» **Task requirements**: Write the records below out in full, character for character, with no pictures.

» **Listed records**:
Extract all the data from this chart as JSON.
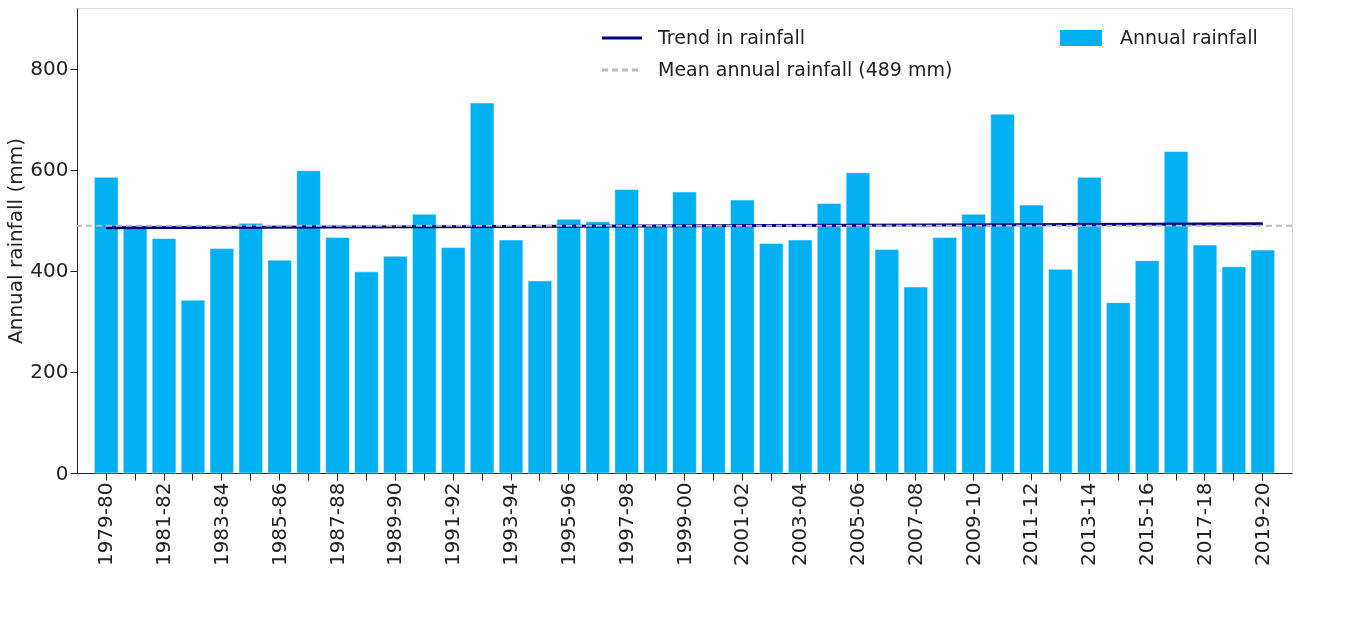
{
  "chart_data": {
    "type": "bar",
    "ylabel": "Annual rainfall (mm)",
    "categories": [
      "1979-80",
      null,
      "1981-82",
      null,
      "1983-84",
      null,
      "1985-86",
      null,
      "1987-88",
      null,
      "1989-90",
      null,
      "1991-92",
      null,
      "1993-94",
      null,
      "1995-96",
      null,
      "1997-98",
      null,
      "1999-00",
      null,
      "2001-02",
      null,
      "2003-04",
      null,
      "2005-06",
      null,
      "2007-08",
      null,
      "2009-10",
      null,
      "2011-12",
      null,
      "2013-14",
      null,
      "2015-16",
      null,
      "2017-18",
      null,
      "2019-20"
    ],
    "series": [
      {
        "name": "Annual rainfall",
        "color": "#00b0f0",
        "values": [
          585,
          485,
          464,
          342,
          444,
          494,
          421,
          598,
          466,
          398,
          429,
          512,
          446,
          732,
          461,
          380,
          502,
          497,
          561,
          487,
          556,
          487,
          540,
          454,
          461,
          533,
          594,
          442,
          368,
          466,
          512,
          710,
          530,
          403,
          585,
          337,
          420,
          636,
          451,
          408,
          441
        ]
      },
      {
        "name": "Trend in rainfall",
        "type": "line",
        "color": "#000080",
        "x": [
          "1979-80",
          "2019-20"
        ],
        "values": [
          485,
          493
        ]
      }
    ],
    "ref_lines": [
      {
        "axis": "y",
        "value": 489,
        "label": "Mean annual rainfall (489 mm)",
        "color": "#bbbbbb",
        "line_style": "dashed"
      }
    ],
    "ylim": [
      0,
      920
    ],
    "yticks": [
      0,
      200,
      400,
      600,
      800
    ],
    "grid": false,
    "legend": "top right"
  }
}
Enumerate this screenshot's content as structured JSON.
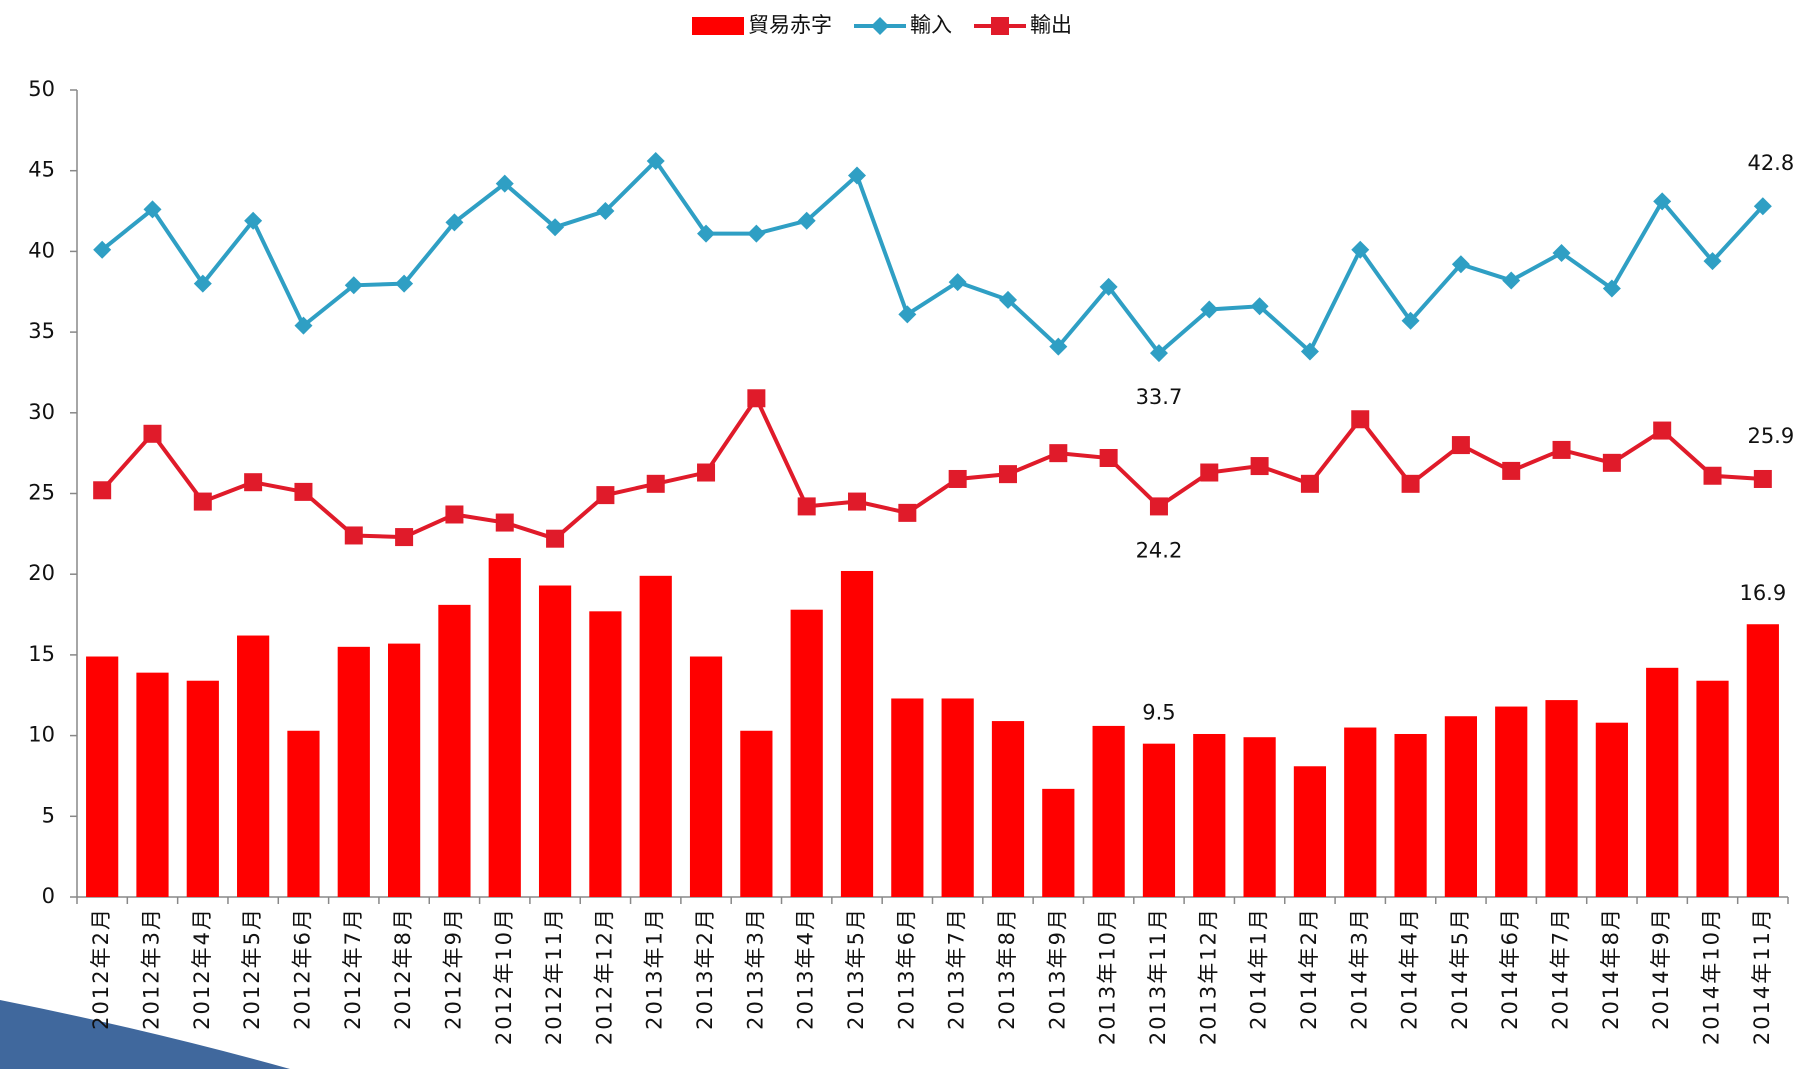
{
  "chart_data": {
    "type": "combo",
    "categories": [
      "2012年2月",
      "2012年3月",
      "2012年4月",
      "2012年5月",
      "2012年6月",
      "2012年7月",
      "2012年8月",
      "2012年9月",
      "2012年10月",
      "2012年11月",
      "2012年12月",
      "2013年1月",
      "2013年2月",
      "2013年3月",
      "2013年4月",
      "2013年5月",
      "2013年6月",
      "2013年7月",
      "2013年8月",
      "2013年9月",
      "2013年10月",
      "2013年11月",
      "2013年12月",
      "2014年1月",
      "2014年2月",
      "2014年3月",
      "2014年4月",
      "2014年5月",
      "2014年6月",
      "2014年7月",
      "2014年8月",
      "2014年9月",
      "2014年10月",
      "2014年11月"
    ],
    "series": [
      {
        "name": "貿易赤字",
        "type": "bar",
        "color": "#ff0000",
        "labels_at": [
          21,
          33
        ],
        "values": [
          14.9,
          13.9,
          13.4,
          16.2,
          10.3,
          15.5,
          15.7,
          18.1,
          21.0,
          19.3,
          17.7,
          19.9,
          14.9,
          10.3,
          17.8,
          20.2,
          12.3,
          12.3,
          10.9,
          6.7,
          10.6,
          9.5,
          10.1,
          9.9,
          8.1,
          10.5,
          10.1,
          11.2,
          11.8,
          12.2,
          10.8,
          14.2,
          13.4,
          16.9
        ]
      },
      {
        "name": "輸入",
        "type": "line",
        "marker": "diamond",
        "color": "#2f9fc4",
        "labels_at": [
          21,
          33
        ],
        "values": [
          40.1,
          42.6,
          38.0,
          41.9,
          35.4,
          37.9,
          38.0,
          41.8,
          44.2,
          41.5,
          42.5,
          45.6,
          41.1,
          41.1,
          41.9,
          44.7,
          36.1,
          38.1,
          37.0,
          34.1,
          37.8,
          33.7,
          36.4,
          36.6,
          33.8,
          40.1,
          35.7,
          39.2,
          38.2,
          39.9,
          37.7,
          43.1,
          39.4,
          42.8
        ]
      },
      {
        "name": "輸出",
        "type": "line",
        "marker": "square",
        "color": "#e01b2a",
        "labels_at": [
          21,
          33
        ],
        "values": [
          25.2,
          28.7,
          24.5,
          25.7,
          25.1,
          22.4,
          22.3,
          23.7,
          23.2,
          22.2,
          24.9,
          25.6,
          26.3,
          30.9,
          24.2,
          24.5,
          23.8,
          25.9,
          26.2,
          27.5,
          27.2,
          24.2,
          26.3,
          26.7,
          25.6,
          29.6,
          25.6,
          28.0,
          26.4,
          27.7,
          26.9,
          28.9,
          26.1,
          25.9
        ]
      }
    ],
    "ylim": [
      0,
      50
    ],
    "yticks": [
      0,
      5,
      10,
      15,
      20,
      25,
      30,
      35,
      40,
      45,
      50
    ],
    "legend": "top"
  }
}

» **Finished answer**:
Extract all the data from this chart as JSON.
{
  "chart_data": {
    "type": "bar",
    "ylabel": "Annual rainfall (mm)",
    "categories": [
      "1979-80",
      null,
      "1981-82",
      null,
      "1983-84",
      null,
      "1985-86",
      null,
      "1987-88",
      null,
      "1989-90",
      null,
      "1991-92",
      null,
      "1993-94",
      null,
      "1995-96",
      null,
      "1997-98",
      null,
      "1999-00",
      null,
      "2001-02",
      null,
      "2003-04",
      null,
      "2005-06",
      null,
      "2007-08",
      null,
      "2009-10",
      null,
      "2011-12",
      null,
      "2013-14",
      null,
      "2015-16",
      null,
      "2017-18",
      null,
      "2019-20"
    ],
    "series": [
      {
        "name": "Annual rainfall",
        "color": "#00b0f0",
        "values": [
          585,
          485,
          464,
          342,
          444,
          494,
          421,
          598,
          466,
          398,
          429,
          512,
          446,
          732,
          461,
          380,
          502,
          497,
          561,
          487,
          556,
          487,
          540,
          454,
          461,
          533,
          594,
          442,
          368,
          466,
          512,
          710,
          530,
          403,
          585,
          337,
          420,
          636,
          451,
          408,
          441
        ]
      },
      {
        "name": "Trend in rainfall",
        "type": "line",
        "color": "#000080",
        "x": [
          "1979-80",
          "2019-20"
        ],
        "values": [
          485,
          493
        ]
      }
    ],
    "ref_lines": [
      {
        "axis": "y",
        "value": 489,
        "label": "Mean annual rainfall (489 mm)",
        "color": "#bbbbbb",
        "line_style": "dashed"
      }
    ],
    "ylim": [
      0,
      920
    ],
    "yticks": [
      0,
      200,
      400,
      600,
      800
    ],
    "grid": false,
    "legend": "top right"
  }
}
Enumerate this screenshot's content as structured JSON.
{
  "chart_data": {
    "type": "combo",
    "categories": [
      "2012年2月",
      "2012年3月",
      "2012年4月",
      "2012年5月",
      "2012年6月",
      "2012年7月",
      "2012年8月",
      "2012年9月",
      "2012年10月",
      "2012年11月",
      "2012年12月",
      "2013年1月",
      "2013年2月",
      "2013年3月",
      "2013年4月",
      "2013年5月",
      "2013年6月",
      "2013年7月",
      "2013年8月",
      "2013年9月",
      "2013年10月",
      "2013年11月",
      "2013年12月",
      "2014年1月",
      "2014年2月",
      "2014年3月",
      "2014年4月",
      "2014年5月",
      "2014年6月",
      "2014年7月",
      "2014年8月",
      "2014年9月",
      "2014年10月",
      "2014年11月"
    ],
    "series": [
      {
        "name": "貿易赤字",
        "type": "bar",
        "color": "#ff0000",
        "labels_at": [
          21,
          33
        ],
        "values": [
          14.9,
          13.9,
          13.4,
          16.2,
          10.3,
          15.5,
          15.7,
          18.1,
          21.0,
          19.3,
          17.7,
          19.9,
          14.9,
          10.3,
          17.8,
          20.2,
          12.3,
          12.3,
          10.9,
          6.7,
          10.6,
          9.5,
          10.1,
          9.9,
          8.1,
          10.5,
          10.1,
          11.2,
          11.8,
          12.2,
          10.8,
          14.2,
          13.4,
          16.9
        ]
      },
      {
        "name": "輸入",
        "type": "line",
        "marker": "diamond",
        "color": "#2f9fc4",
        "labels_at": [
          21,
          33
        ],
        "values": [
          40.1,
          42.6,
          38.0,
          41.9,
          35.4,
          37.9,
          38.0,
          41.8,
          44.2,
          41.5,
          42.5,
          45.6,
          41.1,
          41.1,
          41.9,
          44.7,
          36.1,
          38.1,
          37.0,
          34.1,
          37.8,
          33.7,
          36.4,
          36.6,
          33.8,
          40.1,
          35.7,
          39.2,
          38.2,
          39.9,
          37.7,
          43.1,
          39.4,
          42.8
        ]
      },
      {
        "name": "輸出",
        "type": "line",
        "marker": "square",
        "color": "#e01b2a",
        "labels_at": [
          21,
          33
        ],
        "values": [
          25.2,
          28.7,
          24.5,
          25.7,
          25.1,
          22.4,
          22.3,
          23.7,
          23.2,
          22.2,
          24.9,
          25.6,
          26.3,
          30.9,
          24.2,
          24.5,
          23.8,
          25.9,
          26.2,
          27.5,
          27.2,
          24.2,
          26.3,
          26.7,
          25.6,
          29.6,
          25.6,
          28.0,
          26.4,
          27.7,
          26.9,
          28.9,
          26.1,
          25.9
        ]
      }
    ],
    "ylim": [
      0,
      50
    ],
    "yticks": [
      0,
      5,
      10,
      15,
      20,
      25,
      30,
      35,
      40,
      45,
      50
    ],
    "legend": "top"
  }
}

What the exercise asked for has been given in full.